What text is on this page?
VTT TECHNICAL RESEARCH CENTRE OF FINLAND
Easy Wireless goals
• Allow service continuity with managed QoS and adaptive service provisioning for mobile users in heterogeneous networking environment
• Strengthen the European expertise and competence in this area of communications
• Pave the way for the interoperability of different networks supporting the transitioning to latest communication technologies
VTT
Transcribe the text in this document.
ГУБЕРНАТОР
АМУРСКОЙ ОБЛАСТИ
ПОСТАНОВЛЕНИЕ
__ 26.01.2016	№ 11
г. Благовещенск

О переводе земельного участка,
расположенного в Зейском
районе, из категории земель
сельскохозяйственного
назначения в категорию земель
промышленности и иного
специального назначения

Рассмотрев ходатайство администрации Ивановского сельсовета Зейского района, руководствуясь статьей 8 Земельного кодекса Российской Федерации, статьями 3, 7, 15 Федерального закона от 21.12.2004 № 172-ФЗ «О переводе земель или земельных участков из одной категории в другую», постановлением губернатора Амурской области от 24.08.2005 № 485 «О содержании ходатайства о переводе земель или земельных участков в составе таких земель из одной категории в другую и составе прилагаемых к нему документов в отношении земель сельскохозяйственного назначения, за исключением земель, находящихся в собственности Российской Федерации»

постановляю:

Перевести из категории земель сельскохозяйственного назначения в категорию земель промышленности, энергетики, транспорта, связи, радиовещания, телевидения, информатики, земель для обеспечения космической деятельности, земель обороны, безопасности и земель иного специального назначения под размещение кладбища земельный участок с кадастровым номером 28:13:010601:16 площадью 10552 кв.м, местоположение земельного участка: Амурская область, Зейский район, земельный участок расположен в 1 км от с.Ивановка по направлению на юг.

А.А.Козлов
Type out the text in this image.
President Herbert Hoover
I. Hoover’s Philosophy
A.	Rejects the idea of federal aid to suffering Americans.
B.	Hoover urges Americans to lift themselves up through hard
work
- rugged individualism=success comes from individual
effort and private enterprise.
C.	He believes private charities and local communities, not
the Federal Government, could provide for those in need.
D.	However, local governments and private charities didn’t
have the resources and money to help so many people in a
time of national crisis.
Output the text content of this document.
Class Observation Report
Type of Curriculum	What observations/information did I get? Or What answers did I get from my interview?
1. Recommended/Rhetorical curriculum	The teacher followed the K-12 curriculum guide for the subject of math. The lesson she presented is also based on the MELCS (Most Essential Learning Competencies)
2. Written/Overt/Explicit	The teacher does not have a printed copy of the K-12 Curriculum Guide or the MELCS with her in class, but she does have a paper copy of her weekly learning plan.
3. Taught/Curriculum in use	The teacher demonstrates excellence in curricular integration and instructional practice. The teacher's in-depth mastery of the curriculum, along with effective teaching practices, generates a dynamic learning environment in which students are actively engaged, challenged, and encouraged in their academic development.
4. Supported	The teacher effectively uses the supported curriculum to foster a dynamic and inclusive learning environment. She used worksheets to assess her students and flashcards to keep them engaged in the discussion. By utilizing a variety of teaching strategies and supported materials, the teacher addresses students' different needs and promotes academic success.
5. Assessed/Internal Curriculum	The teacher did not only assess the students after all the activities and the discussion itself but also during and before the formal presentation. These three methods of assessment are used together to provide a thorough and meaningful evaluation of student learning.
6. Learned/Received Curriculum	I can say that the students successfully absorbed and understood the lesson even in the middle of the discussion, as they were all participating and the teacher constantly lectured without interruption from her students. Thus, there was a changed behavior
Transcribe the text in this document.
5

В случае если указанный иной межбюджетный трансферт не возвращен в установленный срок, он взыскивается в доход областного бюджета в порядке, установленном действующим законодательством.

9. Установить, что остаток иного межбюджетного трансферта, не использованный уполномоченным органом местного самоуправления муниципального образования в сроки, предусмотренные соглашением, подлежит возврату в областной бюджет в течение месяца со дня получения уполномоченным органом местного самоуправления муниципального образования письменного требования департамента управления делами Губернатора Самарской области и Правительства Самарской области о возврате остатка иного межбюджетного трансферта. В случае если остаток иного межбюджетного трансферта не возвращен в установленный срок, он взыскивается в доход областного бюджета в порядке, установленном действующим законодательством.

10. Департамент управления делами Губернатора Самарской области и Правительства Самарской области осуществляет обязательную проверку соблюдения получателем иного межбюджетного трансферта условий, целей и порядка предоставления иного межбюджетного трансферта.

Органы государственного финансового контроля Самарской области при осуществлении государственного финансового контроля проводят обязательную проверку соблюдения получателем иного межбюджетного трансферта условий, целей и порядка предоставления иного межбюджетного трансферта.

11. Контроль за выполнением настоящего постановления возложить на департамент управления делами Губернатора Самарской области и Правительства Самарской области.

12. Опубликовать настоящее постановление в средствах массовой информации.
· · · · ·
WRITTEN TASK:
Answer with one number only: how many lines above contain the word "установленный".

WRITTEN SOLUTION:
2